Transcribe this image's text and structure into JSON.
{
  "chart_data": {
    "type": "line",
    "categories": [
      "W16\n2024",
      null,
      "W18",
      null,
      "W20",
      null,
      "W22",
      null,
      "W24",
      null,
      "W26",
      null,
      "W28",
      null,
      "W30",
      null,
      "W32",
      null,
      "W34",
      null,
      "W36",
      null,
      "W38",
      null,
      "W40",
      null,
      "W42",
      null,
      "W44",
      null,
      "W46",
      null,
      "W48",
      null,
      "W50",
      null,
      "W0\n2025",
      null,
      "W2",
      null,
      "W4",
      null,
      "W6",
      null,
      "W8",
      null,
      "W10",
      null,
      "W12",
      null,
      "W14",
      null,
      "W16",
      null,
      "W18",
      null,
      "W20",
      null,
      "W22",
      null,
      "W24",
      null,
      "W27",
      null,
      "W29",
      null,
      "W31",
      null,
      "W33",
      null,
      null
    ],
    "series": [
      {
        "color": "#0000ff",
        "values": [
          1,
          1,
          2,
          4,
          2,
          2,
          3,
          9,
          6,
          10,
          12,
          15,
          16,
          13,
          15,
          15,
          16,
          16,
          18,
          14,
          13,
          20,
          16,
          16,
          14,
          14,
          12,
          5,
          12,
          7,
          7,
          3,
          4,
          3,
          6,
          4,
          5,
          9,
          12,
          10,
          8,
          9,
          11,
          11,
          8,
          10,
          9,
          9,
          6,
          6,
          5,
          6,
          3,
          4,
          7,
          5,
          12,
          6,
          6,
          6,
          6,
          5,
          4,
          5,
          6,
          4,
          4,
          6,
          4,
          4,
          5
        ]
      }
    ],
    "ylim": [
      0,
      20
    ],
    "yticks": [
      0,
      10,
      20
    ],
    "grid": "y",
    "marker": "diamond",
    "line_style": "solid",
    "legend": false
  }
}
====
- _YOUR INSTRUCTIONS_
Restate the whole of the material exactly.

- _TASK RESPONSE_
Transcribe this image's text and structure into JSON.
{
  "chart_data": {
    "type": "line",
    "categories": [
      "W16\n2024",
      null,
      "W18",
      null,
      "W20",
      null,
      "W22",
      null,
      "W24",
      null,
      "W26",
      null,
      "W28",
      null,
      "W30",
      null,
      "W32",
      null,
      "W34",
      null,
      "W36",
      null,
      "W38",
      null,
      "W40",
      null,
      "W42",
      null,
      "W44",
      null,
      "W46",
      null,
      "W48",
      null,
      "W50",
      null,
      "W0\n2025",
      null,
      "W2",
      null,
      "W4",
      null,
      "W6",
      null,
      "W8",
      null,
      "W10",
      null,
      "W12",
      null,
      "W14",
      null,
      "W16",
      null,
      "W18",
      null,
      "W20",
      null,
      "W22",
      null,
      "W24",
      null,
      "W27",
      null,
      "W29",
      null,
      "W31",
      null,
      "W33",
      null,
      null
    ],
    "series": [
      {
        "color": "#0000ff",
        "values": [
          1,
          1,
          2,
          4,
          2,
          2,
          3,
          9,
          6,
          10,
          12,
          15,
          16,
          13,
          15,
          15,
          16,
          16,
          18,
          14,
          13,
          20,
          16,
          16,
          14,
          14,
          12,
          5,
          12,
          7,
          7,
          3,
          4,
          3,
          6,
          4,
          5,
          9,
          12,
          10,
          8,
          9,
          11,
          11,
          8,
          10,
          9,
          9,
          6,
          6,
          5,
          6,
          3,
          4,
          7,
          5,
          12,
          6,
          6,
          6,
          6,
          5,
          4,
          5,
          6,
          4,
          4,
          6,
          4,
          4,
          5
        ]
      }
    ],
    "ylim": [
      0,
      20
    ],
    "yticks": [
      0,
      10,
      20
    ],
    "grid": "y",
    "marker": "diamond",
    "line_style": "solid",
    "legend": false
  }
}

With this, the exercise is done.